Material shown:
----
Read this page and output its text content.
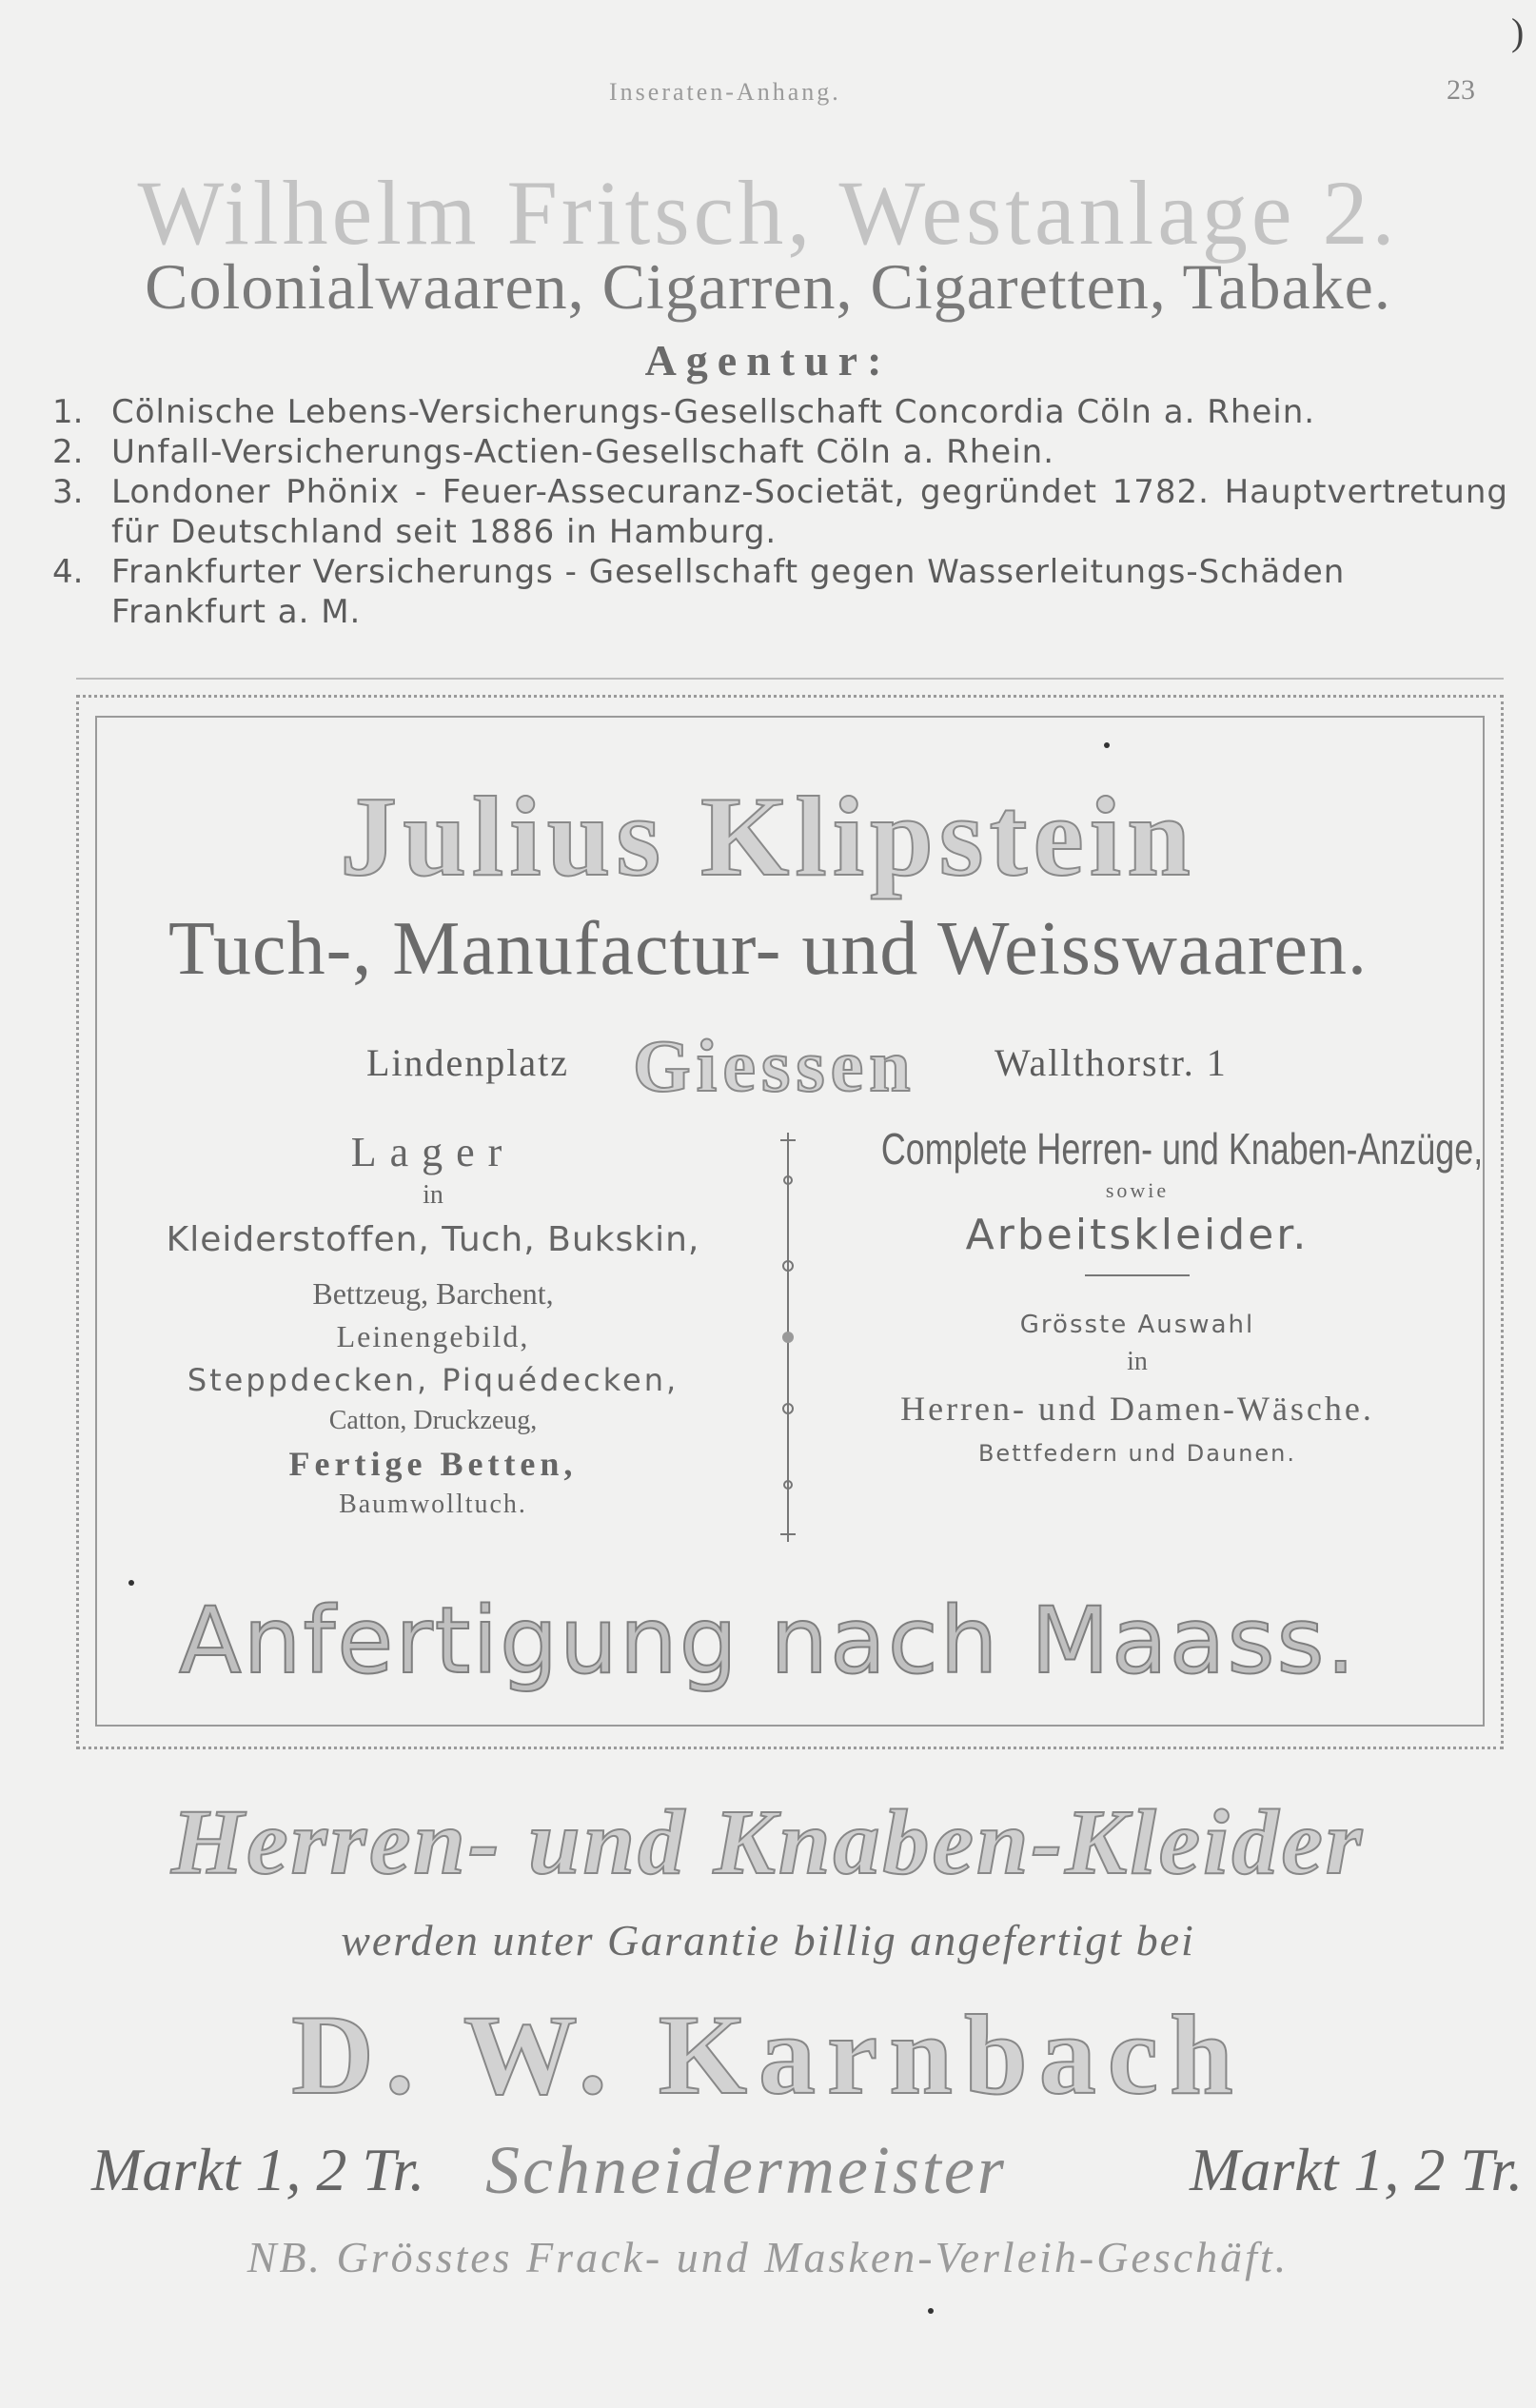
Inseraten-Anhang.	23
)
Wilhelm Fritsch, Westanlage 2.
Colonialwaaren, Cigarren, Cigaretten, Tabake.
Agentur:
1. Cölnische Lebens-Versicherungs-Gesellschaft Concordia Cöln a. Rhein.
2. Unfall-Versicherungs-Actien-Gesellschaft Cöln a. Rhein.
3. Londoner Phönix - Feuer-Assecuranz-Societät, gegründet 1782. Hauptvertretung für Deutschland seit 1886 in Hamburg.
4. Frankfurter Versicherungs - Gesellschaft gegen Wasserleitungs-Schäden Frankfurt a. M.
Julius Klipstein
Tuch-, Manufactur- und Weisswaaren.
Lindenplatz Giessen Wallthorstr. 1
Lager
in
Kleiderstoffen, Tuch, Bukskin,
Bettzeug, Barchent,
Leinengebild,
Steppdecken, Piquédecken,
Catton, Druckzeug,
Fertige Betten,
Baumwolltuch.
Complete Herren- und Knaben-Anzüge,
sowie
Arbeitskleider.
Grösste Auswahl
in
Herren- und Damen-Wäsche.
Bettfedern und Daunen.
Anfertigung nach Maass.
Herren- und Knaben-Kleider
werden unter Garantie billig angefertigt bei
D. W. Karnbach
Markt 1, 2 Tr. Schneidermeister	Markt 1, 2 Tr.
NB. Grösstes Frack- und Masken-Verleih-Geschäft.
----
Written exercise: Write out all the entries again, word for word, and print no images.

The completed task:
Read this page and output its text content.
Inseraten-Anhang.	23
)
Wilhelm Fritsch, Westanlage 2.
Colonialwaaren, Cigarren, Cigaretten, Tabake.
Agentur:
1. Cölnische Lebens-Versicherungs-Gesellschaft Concordia Cöln a. Rhein.
2. Unfall-Versicherungs-Actien-Gesellschaft Cöln a. Rhein.
3. Londoner Phönix - Feuer-Assecuranz-Societät, gegründet 1782. Hauptvertretung für Deutschland seit 1886 in Hamburg.
4. Frankfurter Versicherungs - Gesellschaft gegen Wasserleitungs-Schäden Frankfurt a. M.
Julius Klipstein
Tuch-, Manufactur- und Weisswaaren.
Lindenplatz Giessen Wallthorstr. 1
Lager
in
Kleiderstoffen, Tuch, Bukskin,
Bettzeug, Barchent,
Leinengebild,
Steppdecken, Piquédecken,
Catton, Druckzeug,
Fertige Betten,
Baumwolltuch.
Complete Herren- und Knaben-Anzüge,
sowie
Arbeitskleider.
Grösste Auswahl
in
Herren- und Damen-Wäsche.
Bettfedern und Daunen.
Anfertigung nach Maass.
Herren- und Knaben-Kleider
werden unter Garantie billig angefertigt bei
D. W. Karnbach
Markt 1, 2 Tr. Schneidermeister	Markt 1, 2 Tr.
NB. Grösstes Frack- und Masken-Verleih-Geschäft.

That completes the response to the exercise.